§ **Task prompt**
Write every line out verbatim and omit the pictures.

§ **Given records**
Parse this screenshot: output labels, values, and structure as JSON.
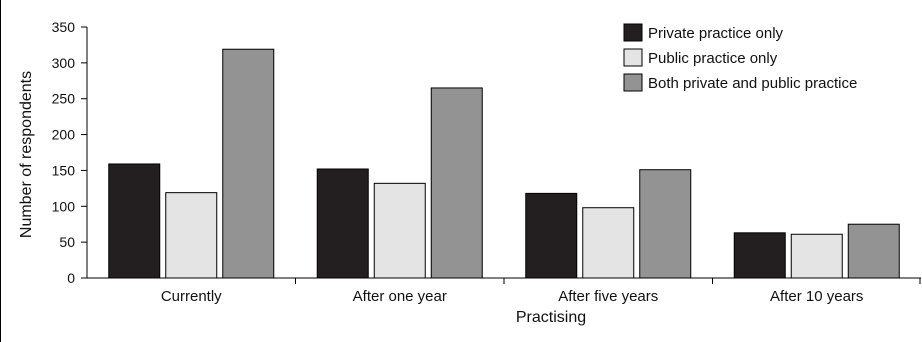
{
  "chart_data": {
    "type": "bar",
    "title": "",
    "xlabel": "Practising",
    "ylabel": "Number of respondents",
    "ylim": [
      0,
      350
    ],
    "yticks": [
      0,
      50,
      100,
      150,
      200,
      250,
      300,
      350
    ],
    "grid": false,
    "legend_position": "top-right",
    "categories": [
      "Currently",
      "After one year",
      "After five years",
      "After 10 years"
    ],
    "series": [
      {
        "name": "Private practice only",
        "color": "#231f20",
        "values": [
          159,
          152,
          118,
          63
        ]
      },
      {
        "name": "Public practice only",
        "color": "#e4e4e4",
        "values": [
          119,
          132,
          98,
          61
        ]
      },
      {
        "name": "Both private and public practice",
        "color": "#939393",
        "values": [
          319,
          265,
          151,
          75
        ]
      }
    ]
  }
}
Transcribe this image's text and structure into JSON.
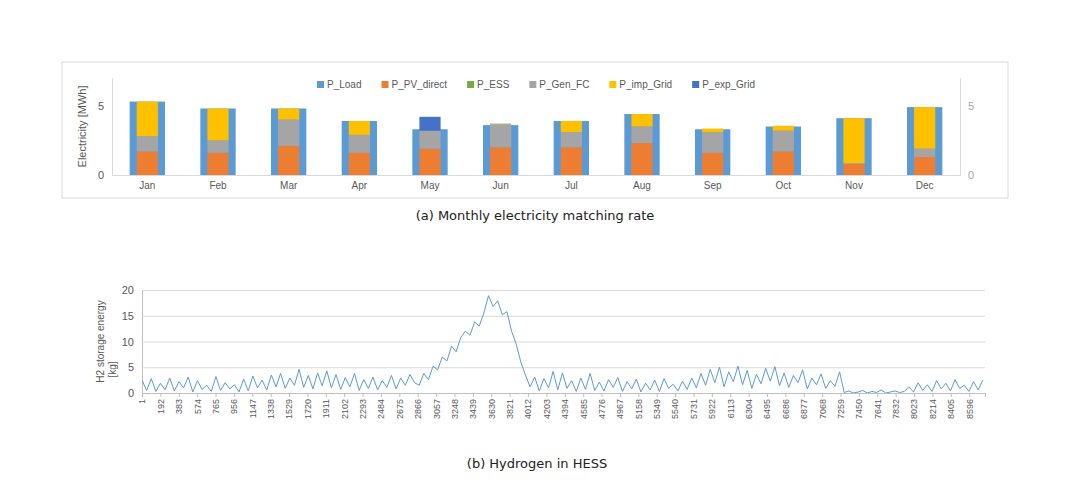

§ **The solution**
Parse this screenshot: output labels, values, and structure as JSON.
{
  "chart_data": {
    "type": "bar",
    "title": "",
    "xlabel": "Practising",
    "ylabel": "Number of respondents",
    "ylim": [
      0,
      350
    ],
    "yticks": [
      0,
      50,
      100,
      150,
      200,
      250,
      300,
      350
    ],
    "grid": false,
    "legend_position": "top-right",
    "categories": [
      "Currently",
      "After one year",
      "After five years",
      "After 10 years"
    ],
    "series": [
      {
        "name": "Private practice only",
        "color": "#231f20",
        "values": [
          159,
          152,
          118,
          63
        ]
      },
      {
        "name": "Public practice only",
        "color": "#e4e4e4",
        "values": [
          119,
          132,
          98,
          61
        ]
      },
      {
        "name": "Both private and public practice",
        "color": "#939393",
        "values": [
          319,
          265,
          151,
          75
        ]
      }
    ]
  }
}
Transcribe this image's text and structure into JSON.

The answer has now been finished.